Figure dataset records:
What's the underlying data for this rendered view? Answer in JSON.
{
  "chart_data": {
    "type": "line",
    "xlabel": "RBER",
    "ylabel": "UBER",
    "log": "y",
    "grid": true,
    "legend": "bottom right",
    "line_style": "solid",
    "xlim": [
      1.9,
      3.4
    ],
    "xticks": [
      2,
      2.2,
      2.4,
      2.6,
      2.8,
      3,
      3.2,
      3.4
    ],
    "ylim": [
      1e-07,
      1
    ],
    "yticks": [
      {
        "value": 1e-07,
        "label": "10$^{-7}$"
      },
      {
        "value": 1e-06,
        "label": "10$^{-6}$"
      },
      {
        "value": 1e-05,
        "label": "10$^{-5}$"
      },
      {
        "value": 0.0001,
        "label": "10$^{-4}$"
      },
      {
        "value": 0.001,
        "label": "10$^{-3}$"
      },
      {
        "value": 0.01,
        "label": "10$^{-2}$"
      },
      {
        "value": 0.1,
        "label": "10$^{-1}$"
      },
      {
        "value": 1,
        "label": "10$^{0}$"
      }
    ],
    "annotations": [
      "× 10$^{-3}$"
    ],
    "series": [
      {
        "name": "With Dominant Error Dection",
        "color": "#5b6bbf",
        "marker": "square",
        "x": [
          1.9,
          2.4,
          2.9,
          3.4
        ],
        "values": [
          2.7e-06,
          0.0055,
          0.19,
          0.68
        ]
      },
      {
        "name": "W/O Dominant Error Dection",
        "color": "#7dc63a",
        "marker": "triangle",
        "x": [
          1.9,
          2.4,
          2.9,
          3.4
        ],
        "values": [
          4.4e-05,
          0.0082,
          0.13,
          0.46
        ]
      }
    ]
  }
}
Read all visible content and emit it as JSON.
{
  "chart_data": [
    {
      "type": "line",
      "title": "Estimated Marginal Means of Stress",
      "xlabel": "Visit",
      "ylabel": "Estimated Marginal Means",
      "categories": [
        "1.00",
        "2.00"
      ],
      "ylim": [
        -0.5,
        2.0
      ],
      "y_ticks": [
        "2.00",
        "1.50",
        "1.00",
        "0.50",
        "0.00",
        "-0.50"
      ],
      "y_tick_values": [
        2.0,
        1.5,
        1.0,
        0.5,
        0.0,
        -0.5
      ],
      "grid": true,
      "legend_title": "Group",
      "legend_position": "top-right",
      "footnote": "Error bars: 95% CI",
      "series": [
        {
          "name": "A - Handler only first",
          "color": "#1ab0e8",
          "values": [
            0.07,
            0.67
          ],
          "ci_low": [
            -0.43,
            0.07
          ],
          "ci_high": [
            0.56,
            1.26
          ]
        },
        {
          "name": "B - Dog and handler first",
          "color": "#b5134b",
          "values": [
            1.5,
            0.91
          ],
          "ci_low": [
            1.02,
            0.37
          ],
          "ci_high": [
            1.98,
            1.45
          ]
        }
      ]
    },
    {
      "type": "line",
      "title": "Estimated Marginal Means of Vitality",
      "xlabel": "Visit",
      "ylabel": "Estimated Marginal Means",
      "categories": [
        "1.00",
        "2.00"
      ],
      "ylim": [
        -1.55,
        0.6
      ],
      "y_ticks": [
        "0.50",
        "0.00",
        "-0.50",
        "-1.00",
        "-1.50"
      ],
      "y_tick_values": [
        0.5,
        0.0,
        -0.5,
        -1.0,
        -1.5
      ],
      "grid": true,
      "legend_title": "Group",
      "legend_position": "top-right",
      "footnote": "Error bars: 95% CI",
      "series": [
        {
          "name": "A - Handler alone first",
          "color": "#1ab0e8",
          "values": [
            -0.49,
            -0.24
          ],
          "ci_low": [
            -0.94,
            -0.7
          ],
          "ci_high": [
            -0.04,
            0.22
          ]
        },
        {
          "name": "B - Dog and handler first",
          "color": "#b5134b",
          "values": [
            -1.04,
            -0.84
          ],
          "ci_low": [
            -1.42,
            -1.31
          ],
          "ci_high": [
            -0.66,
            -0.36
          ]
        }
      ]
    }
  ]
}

**Description of the task:** Each entry above is to be printed again exactly.

**Answer to this problem:**
What's the underlying data for this rendered view? Answer in JSON.
{
  "chart_data": {
    "type": "line",
    "xlabel": "RBER",
    "ylabel": "UBER",
    "log": "y",
    "grid": true,
    "legend": "bottom right",
    "line_style": "solid",
    "xlim": [
      1.9,
      3.4
    ],
    "xticks": [
      2,
      2.2,
      2.4,
      2.6,
      2.8,
      3,
      3.2,
      3.4
    ],
    "ylim": [
      1e-07,
      1
    ],
    "yticks": [
      {
        "value": 1e-07,
        "label": "10$^{-7}$"
      },
      {
        "value": 1e-06,
        "label": "10$^{-6}$"
      },
      {
        "value": 1e-05,
        "label": "10$^{-5}$"
      },
      {
        "value": 0.0001,
        "label": "10$^{-4}$"
      },
      {
        "value": 0.001,
        "label": "10$^{-3}$"
      },
      {
        "value": 0.01,
        "label": "10$^{-2}$"
      },
      {
        "value": 0.1,
        "label": "10$^{-1}$"
      },
      {
        "value": 1,
        "label": "10$^{0}$"
      }
    ],
    "annotations": [
      "× 10$^{-3}$"
    ],
    "series": [
      {
        "name": "With Dominant Error Dection",
        "color": "#5b6bbf",
        "marker": "square",
        "x": [
          1.9,
          2.4,
          2.9,
          3.4
        ],
        "values": [
          2.7e-06,
          0.0055,
          0.19,
          0.68
        ]
      },
      {
        "name": "W/O Dominant Error Dection",
        "color": "#7dc63a",
        "marker": "triangle",
        "x": [
          1.9,
          2.4,
          2.9,
          3.4
        ],
        "values": [
          4.4e-05,
          0.0082,
          0.13,
          0.46
        ]
      }
    ]
  }
}
Read all visible content and emit it as JSON.
{
  "chart_data": [
    {
      "type": "line",
      "title": "Estimated Marginal Means of Stress",
      "xlabel": "Visit",
      "ylabel": "Estimated Marginal Means",
      "categories": [
        "1.00",
        "2.00"
      ],
      "ylim": [
        -0.5,
        2.0
      ],
      "y_ticks": [
        "2.00",
        "1.50",
        "1.00",
        "0.50",
        "0.00",
        "-0.50"
      ],
      "y_tick_values": [
        2.0,
        1.5,
        1.0,
        0.5,
        0.0,
        -0.5
      ],
      "grid": true,
      "legend_title": "Group",
      "legend_position": "top-right",
      "footnote": "Error bars: 95% CI",
      "series": [
        {
          "name": "A - Handler only first",
          "color": "#1ab0e8",
          "values": [
            0.07,
            0.67
          ],
          "ci_low": [
            -0.43,
            0.07
          ],
          "ci_high": [
            0.56,
            1.26
          ]
        },
        {
          "name": "B - Dog and handler first",
          "color": "#b5134b",
          "values": [
            1.5,
            0.91
          ],
          "ci_low": [
            1.02,
            0.37
          ],
          "ci_high": [
            1.98,
            1.45
          ]
        }
      ]
    },
    {
      "type": "line",
      "title": "Estimated Marginal Means of Vitality",
      "xlabel": "Visit",
      "ylabel": "Estimated Marginal Means",
      "categories": [
        "1.00",
        "2.00"
      ],
      "ylim": [
        -1.55,
        0.6
      ],
      "y_ticks": [
        "0.50",
        "0.00",
        "-0.50",
        "-1.00",
        "-1.50"
      ],
      "y_tick_values": [
        0.5,
        0.0,
        -0.5,
        -1.0,
        -1.5
      ],
      "grid": true,
      "legend_title": "Group",
      "legend_position": "top-right",
      "footnote": "Error bars: 95% CI",
      "series": [
        {
          "name": "A - Handler alone first",
          "color": "#1ab0e8",
          "values": [
            -0.49,
            -0.24
          ],
          "ci_low": [
            -0.94,
            -0.7
          ],
          "ci_high": [
            -0.04,
            0.22
          ]
        },
        {
          "name": "B - Dog and handler first",
          "color": "#b5134b",
          "values": [
            -1.04,
            -0.84
          ],
          "ci_low": [
            -1.42,
            -1.31
          ],
          "ci_high": [
            -0.66,
            -0.36
          ]
        }
      ]
    }
  ]
}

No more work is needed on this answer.